* Set exercise *
Give the lines of the records as a JSON list of strings, one per line, with blank lines left out.

Extracted data entries:
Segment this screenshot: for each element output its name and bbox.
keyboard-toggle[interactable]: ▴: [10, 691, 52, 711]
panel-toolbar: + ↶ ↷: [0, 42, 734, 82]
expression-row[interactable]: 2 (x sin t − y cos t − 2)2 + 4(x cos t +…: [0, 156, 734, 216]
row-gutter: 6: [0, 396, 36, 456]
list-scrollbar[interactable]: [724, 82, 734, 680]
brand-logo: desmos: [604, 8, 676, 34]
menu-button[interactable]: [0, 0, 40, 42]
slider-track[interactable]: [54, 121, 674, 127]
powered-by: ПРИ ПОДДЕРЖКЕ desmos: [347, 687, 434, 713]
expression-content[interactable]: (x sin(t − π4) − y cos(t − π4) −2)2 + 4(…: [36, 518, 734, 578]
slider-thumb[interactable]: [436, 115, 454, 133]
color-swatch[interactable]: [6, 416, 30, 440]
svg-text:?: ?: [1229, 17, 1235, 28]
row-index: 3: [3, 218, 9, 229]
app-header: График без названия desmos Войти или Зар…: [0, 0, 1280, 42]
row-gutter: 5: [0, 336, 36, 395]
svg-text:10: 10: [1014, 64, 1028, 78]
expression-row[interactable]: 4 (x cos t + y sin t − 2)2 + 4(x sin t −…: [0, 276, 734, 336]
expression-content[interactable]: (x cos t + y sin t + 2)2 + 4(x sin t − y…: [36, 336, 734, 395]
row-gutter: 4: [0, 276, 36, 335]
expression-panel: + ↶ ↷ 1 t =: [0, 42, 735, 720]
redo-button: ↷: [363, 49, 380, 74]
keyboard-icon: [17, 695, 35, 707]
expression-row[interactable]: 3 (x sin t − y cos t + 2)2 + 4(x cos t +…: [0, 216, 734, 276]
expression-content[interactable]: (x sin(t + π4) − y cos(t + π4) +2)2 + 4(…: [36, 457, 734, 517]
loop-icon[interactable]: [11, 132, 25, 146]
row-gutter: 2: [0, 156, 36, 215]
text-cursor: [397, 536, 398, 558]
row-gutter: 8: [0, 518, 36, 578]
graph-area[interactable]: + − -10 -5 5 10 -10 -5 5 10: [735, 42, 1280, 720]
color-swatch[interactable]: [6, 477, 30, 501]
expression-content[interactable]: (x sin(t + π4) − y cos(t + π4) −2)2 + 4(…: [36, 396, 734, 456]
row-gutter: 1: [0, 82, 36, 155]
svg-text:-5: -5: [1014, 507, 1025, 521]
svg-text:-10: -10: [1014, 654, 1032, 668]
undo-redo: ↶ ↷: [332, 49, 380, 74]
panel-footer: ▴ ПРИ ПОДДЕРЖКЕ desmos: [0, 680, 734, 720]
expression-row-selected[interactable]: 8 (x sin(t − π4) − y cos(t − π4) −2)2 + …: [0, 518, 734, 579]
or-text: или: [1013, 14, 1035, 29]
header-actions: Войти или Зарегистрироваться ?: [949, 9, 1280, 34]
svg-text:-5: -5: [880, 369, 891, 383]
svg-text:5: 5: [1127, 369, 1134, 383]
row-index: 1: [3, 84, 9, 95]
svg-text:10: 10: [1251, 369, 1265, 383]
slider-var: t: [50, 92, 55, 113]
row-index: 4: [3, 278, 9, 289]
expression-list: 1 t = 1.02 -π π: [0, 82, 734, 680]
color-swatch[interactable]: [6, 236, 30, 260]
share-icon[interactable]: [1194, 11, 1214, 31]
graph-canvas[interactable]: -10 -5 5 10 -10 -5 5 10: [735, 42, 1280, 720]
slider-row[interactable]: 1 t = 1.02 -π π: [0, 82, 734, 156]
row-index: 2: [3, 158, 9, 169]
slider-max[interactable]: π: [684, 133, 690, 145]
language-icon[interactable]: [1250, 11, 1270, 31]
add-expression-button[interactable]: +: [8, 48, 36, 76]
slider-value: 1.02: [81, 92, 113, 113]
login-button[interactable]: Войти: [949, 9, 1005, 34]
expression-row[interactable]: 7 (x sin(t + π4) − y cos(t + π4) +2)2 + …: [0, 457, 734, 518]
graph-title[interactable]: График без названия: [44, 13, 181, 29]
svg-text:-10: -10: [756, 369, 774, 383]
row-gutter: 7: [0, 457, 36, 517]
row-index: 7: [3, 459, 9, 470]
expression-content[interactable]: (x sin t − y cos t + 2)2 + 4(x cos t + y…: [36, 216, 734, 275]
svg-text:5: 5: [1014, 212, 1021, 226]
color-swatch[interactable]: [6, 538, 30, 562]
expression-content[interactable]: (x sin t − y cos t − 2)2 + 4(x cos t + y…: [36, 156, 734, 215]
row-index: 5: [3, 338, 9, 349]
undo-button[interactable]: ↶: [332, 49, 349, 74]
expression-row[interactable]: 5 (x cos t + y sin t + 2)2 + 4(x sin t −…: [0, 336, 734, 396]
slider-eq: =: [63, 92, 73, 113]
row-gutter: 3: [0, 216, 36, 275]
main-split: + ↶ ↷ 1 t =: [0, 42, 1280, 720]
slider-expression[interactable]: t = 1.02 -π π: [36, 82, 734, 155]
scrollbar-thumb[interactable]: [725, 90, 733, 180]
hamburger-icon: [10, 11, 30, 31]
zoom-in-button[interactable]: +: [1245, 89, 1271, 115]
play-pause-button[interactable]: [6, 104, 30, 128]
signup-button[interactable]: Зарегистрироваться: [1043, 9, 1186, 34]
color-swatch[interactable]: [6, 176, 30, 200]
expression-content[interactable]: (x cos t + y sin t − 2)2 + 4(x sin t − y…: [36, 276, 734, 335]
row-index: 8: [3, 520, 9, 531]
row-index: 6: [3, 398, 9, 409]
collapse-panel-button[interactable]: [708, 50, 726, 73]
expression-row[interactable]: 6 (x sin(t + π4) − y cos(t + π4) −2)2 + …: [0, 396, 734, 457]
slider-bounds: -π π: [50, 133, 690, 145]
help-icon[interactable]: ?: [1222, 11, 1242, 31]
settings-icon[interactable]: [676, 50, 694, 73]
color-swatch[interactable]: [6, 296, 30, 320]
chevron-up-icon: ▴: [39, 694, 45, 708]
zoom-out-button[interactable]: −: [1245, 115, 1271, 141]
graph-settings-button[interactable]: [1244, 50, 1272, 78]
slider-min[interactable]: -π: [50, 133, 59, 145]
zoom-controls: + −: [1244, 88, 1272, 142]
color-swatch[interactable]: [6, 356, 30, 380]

* Result of the task *
[
  "Segment this screenshot: for each element output its name and bbox.",
  "keyboard-toggle[interactable]: ▴: [10, 691, 52, 711]",
  "panel-toolbar: + ↶ ↷: [0, 42, 734, 82]",
  "expression-row[interactable]: 2 (x sin t − y cos t − 2)2 + 4(x cos t +…: [0, 156, 734, 216]",
  "row-gutter: 6: [0, 396, 36, 456]",
  "list-scrollbar[interactable]: [724, 82, 734, 680]",
  "brand-logo: desmos: [604, 8, 676, 34]",
  "menu-button[interactable]: [0, 0, 40, 42]",
  "slider-track[interactable]: [54, 121, 674, 127]",
  "powered-by: ПРИ ПОДДЕРЖКЕ desmos: [347, 687, 434, 713]",
  "expression-content[interactable]: (x sin(t − π4) − y cos(t − π4) −2)2 + 4(…: [36, 518, 734, 578]",
  "slider-thumb[interactable]: [436, 115, 454, 133]",
  "color-swatch[interactable]: [6, 416, 30, 440]",
  "svg-text:?: ?: [1229, 17, 1235, 28]",
  "row-index: 3: [3, 218, 9, 229]",
  "app-header: График без названия desmos Войти или Зар…: [0, 0, 1280, 42]",
  "row-gutter: 5: [0, 336, 36, 395]",
  "svg-text:10: 10: [1014, 64, 1028, 78]",
  "expression-row[interactable]: 4 (x cos t + y sin t − 2)2 + 4(x sin t −…: [0, 276, 734, 336]",
  "expression-content[interactable]: (x cos t + y sin t + 2)2 + 4(x sin t − y…: [36, 336, 734, 395]",
  "row-gutter: 4: [0, 276, 36, 335]",
  "expression-panel: + ↶ ↷ 1 t =: [0, 42, 735, 720]",
  "redo-button: ↷: [363, 49, 380, 74]",
  "keyboard-icon: [17, 695, 35, 707]",
  "expression-row[interactable]: 3 (x sin t − y cos t + 2)2 + 4(x cos t +…: [0, 216, 734, 276]",
  "expression-content[interactable]: (x sin(t + π4) − y cos(t + π4) +2)2 + 4(…: [36, 457, 734, 517]",
  "loop-icon[interactable]: [11, 132, 25, 146]",
  "row-gutter: 2: [0, 156, 36, 215]",
  "text-cursor: [397, 536, 398, 558]",
  "row-gutter: 8: [0, 518, 36, 578]",
  "graph-area[interactable]: + − -10 -5 5 10 -10 -5 5 10: [735, 42, 1280, 720]",
  "color-swatch[interactable]: [6, 477, 30, 501]",
  "expression-content[interactable]: (x sin(t + π4) − y cos(t + π4) −2)2 + 4(…: [36, 396, 734, 456]",
  "row-gutter: 1: [0, 82, 36, 155]",
  "svg-text:-5: -5: [1014, 507, 1025, 521]",
  "svg-text:-10: -10: [1014, 654, 1032, 668]",
  "undo-redo: ↶ ↷: [332, 49, 380, 74]",
  "panel-footer: ▴ ПРИ ПОДДЕРЖКЕ desmos: [0, 680, 734, 720]",
  "expression-row-selected[interactable]: 8 (x sin(t − π4) − y cos(t − π4) −2)2 + …: [0, 518, 734, 579]",
  "or-text: или: [1013, 14, 1035, 29]",
  "header-actions: Войти или Зарегистрироваться ?: [949, 9, 1280, 34]",
  "svg-text:-5: -5: [880, 369, 891, 383]",
  "svg-text:5: 5: [1127, 369, 1134, 383]",
  "row-index: 1: [3, 84, 9, 95]",
  "svg-text:10: 10: [1251, 369, 1265, 383]",
  "slider-var: t: [50, 92, 55, 113]",
  "row-index: 4: [3, 278, 9, 289]",
  "expression-list: 1 t = 1.02 -π π: [0, 82, 734, 680]",
  "color-swatch[interactable]: [6, 236, 30, 260]",
  "share-icon[interactable]: [1194, 11, 1214, 31]",
  "graph-canvas[interactable]: -10 -5 5 10 -10 -5 5 10: [735, 42, 1280, 720]",
  "slider-row[interactable]: 1 t = 1.02 -π π: [0, 82, 734, 156]",
  "row-index: 2: [3, 158, 9, 169]",
  "slider-max[interactable]: π: [684, 133, 690, 145]",
  "language-icon[interactable]: [1250, 11, 1270, 31]",
  "add-expression-button[interactable]: +: [8, 48, 36, 76]",
  "slider-value: 1.02: [81, 92, 113, 113]",
  "login-button[interactable]: Войти: [949, 9, 1005, 34]",
  "expression-row[interactable]: 7 (x sin(t + π4) − y cos(t + π4) +2)2 + …: [0, 457, 734, 518]",
  "graph-title[interactable]: График без названия: [44, 13, 181, 29]",
  "svg-text:-10: -10: [756, 369, 774, 383]",
  "row-gutter: 7: [0, 457, 36, 517]",
  "row-index: 7: [3, 459, 9, 470]",
  "expression-content[interactable]: (x sin t − y cos t + 2)2 + 4(x cos t + y…: [36, 216, 734, 275]",
  "svg-text:5: 5: [1014, 212, 1021, 226]",
  "color-swatch[interactable]: [6, 538, 30, 562]",
  "expression-content[interactable]: (x sin t − y cos t − 2)2 + 4(x cos t + y…: [36, 156, 734, 215]",
  "row-index: 5: [3, 338, 9, 349]",
  "undo-button[interactable]: ↶: [332, 49, 349, 74]",
  "expression-row[interactable]: 5 (x cos t + y sin t + 2)2 + 4(x sin t −…: [0, 336, 734, 396]",
  "slider-eq: =: [63, 92, 73, 113]",
  "row-gutter: 3: [0, 216, 36, 275]",
  "main-split: + ↶ ↷ 1 t =: [0, 42, 1280, 720]",
  "slider-expression[interactable]: t = 1.02 -π π: [36, 82, 734, 155]",
  "scrollbar-thumb[interactable]: [725, 90, 733, 180]",
  "hamburger-icon: [10, 11, 30, 31]",
  "zoom-in-button[interactable]: +: [1245, 89, 1271, 115]",
  "play-pause-button[interactable]: [6, 104, 30, 128]",
  "signup-button[interactable]: Зарегистрироваться: [1043, 9, 1186, 34]",
  "color-swatch[interactable]: [6, 176, 30, 200]",
  "expression-content[interactable]: (x cos t + y sin t − 2)2 + 4(x sin t − y…: [36, 276, 734, 335]",
  "row-index: 8: [3, 520, 9, 531]",
  "row-index: 6: [3, 398, 9, 409]",
  "collapse-panel-button[interactable]: [708, 50, 726, 73]",
  "expression-row[interactable]: 6 (x sin(t + π4) − y cos(t + π4) −2)2 + …: [0, 396, 734, 457]",
  "slider-bounds: -π π: [50, 133, 690, 145]",
  "help-icon[interactable]: ?: [1222, 11, 1242, 31]",
  "settings-icon[interactable]: [676, 50, 694, 73]",
  "color-swatch[interactable]: [6, 296, 30, 320]",
  "chevron-up-icon: ▴: [39, 694, 45, 708]",
  "zoom-out-button[interactable]: −: [1245, 115, 1271, 141]",
  "graph-settings-button[interactable]: [1244, 50, 1272, 78]",
  "slider-min[interactable]: -π: [50, 133, 59, 145]",
  "zoom-controls: + −: [1244, 88, 1272, 142]",
  "color-swatch[interactable]: [6, 356, 30, 380]"
]